=== Task instructions ===
Report how many lines hold the string "arrow". Give the number and nothing else.

=== Listed entries ===
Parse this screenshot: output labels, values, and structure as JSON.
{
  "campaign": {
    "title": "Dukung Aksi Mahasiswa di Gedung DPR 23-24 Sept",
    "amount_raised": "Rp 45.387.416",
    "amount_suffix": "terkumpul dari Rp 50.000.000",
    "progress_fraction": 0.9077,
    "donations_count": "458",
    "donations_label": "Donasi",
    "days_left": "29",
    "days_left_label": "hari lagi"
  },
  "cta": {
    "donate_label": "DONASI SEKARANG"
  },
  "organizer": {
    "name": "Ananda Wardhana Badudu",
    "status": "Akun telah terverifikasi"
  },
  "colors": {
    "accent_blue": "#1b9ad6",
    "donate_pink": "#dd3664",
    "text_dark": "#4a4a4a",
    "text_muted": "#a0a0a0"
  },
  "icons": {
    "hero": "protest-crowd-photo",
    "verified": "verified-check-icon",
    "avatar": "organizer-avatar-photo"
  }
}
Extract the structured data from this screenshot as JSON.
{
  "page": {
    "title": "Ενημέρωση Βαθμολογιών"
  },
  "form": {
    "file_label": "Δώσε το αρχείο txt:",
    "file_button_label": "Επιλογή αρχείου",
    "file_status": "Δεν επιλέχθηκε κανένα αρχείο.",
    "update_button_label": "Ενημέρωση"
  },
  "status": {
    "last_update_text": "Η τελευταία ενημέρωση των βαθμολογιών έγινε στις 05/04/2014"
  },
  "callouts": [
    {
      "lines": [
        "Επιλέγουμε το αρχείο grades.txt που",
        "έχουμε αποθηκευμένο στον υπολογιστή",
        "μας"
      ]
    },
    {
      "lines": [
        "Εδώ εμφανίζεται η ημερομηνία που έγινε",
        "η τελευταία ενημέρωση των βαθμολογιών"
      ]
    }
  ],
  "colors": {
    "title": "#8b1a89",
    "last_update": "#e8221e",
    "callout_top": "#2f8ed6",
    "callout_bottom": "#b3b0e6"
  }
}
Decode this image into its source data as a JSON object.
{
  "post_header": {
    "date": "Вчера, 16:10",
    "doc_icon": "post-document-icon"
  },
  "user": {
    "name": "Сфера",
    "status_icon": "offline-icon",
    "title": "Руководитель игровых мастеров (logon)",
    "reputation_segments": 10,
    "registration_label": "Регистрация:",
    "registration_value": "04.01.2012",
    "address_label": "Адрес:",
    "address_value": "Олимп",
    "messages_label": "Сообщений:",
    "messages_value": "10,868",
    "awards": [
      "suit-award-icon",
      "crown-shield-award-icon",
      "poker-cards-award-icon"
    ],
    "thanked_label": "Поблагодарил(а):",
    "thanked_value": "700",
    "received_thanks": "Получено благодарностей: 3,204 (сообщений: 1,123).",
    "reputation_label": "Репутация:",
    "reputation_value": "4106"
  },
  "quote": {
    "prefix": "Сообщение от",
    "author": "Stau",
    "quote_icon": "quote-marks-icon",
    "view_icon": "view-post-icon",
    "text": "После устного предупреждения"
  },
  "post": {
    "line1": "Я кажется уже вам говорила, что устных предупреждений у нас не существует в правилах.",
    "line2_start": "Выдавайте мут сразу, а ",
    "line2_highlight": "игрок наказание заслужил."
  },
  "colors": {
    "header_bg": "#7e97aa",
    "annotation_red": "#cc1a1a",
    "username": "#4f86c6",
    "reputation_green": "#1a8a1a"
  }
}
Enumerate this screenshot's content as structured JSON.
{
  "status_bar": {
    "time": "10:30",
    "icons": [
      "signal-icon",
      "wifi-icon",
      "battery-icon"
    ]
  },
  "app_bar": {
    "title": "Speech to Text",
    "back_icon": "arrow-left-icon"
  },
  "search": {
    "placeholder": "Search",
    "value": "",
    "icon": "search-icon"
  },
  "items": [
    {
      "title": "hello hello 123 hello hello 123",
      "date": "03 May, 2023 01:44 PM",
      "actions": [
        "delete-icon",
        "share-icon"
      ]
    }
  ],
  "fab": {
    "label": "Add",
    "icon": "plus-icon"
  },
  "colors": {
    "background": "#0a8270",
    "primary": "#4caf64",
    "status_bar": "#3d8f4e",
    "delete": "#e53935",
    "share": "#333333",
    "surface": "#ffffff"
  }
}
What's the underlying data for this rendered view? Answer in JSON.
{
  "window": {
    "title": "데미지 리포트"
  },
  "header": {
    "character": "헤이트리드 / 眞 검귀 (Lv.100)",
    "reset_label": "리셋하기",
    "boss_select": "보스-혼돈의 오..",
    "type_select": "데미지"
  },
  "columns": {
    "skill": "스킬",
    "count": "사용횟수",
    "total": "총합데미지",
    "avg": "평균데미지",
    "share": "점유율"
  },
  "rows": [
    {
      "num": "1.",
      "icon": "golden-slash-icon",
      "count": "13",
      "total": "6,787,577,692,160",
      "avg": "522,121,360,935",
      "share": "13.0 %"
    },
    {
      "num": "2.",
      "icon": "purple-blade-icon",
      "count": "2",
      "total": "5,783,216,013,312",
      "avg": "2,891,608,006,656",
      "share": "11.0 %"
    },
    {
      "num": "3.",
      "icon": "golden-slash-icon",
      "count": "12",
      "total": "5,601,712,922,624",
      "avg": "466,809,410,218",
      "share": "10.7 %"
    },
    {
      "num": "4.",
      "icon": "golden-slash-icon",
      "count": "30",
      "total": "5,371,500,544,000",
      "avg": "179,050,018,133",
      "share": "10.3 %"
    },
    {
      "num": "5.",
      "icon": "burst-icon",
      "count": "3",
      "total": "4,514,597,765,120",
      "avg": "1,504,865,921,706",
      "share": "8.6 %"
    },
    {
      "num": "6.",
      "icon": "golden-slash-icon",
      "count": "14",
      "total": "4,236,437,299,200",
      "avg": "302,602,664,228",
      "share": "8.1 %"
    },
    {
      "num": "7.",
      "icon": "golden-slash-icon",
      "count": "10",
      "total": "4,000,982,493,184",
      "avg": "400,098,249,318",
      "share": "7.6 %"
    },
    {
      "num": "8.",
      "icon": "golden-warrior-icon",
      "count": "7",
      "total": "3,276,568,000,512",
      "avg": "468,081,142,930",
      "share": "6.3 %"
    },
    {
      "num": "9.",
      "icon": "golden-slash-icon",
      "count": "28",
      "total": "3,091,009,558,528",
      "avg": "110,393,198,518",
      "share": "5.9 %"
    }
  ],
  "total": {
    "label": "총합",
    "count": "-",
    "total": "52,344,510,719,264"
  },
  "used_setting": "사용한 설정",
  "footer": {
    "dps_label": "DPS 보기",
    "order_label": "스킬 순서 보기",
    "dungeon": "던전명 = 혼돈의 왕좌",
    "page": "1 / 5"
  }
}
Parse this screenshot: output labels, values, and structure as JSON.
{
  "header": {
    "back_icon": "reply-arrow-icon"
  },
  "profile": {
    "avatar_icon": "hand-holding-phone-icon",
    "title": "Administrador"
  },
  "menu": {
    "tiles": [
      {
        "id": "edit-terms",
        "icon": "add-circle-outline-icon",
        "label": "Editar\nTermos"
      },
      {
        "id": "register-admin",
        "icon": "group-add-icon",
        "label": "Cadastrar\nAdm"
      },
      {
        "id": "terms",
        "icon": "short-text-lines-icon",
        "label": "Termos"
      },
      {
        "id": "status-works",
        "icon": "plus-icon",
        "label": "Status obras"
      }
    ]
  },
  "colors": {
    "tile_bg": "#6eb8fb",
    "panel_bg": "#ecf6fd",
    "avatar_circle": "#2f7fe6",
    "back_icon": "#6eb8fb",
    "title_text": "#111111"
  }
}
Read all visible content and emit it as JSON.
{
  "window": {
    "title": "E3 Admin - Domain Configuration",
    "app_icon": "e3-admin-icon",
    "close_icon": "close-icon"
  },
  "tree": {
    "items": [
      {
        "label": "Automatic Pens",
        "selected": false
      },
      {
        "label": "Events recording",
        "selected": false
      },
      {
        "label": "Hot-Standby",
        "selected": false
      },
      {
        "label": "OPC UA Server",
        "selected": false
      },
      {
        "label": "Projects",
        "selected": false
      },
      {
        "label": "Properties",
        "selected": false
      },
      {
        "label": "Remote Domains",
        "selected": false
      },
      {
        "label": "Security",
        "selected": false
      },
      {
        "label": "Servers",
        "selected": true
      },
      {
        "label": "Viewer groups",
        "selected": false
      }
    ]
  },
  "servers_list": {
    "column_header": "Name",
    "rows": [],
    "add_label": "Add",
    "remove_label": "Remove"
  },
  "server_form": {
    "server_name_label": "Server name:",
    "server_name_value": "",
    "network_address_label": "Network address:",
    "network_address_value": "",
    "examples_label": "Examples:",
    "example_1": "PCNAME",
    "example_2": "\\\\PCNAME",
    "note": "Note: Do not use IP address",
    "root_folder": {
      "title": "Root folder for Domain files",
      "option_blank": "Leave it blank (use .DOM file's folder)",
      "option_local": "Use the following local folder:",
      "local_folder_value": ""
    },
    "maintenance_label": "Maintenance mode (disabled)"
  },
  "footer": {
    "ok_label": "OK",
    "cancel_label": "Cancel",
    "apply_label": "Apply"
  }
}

=== Right answer ===
2